- [DIRECTIVE]: Only the number is wanted: how many lines hold the word "Home"?
======== RECORDS SUPPLIED ========
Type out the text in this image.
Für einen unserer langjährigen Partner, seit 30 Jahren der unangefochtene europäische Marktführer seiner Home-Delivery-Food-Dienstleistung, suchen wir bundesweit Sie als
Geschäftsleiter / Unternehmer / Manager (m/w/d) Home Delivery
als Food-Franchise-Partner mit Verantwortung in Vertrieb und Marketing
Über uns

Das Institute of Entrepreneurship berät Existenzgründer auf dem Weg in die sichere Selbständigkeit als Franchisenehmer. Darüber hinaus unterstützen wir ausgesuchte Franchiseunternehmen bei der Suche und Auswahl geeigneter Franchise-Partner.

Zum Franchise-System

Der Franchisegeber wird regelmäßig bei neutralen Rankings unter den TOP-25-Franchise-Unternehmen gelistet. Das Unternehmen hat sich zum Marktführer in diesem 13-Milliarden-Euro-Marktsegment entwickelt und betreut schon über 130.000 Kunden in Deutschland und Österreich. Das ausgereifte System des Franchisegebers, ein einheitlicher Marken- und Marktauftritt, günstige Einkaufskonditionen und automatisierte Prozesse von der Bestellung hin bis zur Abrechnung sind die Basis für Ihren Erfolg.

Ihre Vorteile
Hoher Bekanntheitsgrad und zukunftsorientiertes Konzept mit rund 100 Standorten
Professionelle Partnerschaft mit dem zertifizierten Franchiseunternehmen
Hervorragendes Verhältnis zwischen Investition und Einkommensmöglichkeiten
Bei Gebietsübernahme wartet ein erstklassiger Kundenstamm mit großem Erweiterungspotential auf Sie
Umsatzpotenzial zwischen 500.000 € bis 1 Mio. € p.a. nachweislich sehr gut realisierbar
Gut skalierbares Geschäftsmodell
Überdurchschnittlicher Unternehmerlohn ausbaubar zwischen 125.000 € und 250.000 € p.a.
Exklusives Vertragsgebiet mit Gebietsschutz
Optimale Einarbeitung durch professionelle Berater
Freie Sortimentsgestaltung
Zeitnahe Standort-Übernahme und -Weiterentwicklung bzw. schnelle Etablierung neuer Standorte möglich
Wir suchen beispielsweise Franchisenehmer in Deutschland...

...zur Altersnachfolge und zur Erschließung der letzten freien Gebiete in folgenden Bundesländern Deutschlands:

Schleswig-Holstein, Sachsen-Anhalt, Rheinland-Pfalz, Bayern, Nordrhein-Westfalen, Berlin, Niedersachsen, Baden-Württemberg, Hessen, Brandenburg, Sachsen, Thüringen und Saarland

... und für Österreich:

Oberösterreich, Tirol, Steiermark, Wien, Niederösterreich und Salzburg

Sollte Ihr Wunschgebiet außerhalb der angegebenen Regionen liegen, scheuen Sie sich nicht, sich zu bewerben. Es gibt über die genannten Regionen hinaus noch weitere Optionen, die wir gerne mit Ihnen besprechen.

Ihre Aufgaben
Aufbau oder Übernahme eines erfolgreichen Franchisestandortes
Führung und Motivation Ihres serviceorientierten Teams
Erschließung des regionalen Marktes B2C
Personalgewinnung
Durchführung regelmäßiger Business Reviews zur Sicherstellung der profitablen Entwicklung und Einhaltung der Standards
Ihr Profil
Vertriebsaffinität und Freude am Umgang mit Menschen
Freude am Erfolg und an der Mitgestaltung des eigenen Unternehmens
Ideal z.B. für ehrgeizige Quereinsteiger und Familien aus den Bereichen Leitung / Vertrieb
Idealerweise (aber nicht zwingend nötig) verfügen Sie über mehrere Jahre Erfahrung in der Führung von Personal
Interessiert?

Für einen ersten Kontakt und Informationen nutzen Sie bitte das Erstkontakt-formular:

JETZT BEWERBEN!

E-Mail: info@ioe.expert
========
- [ANSWER TO THIS EXERCISE]: 2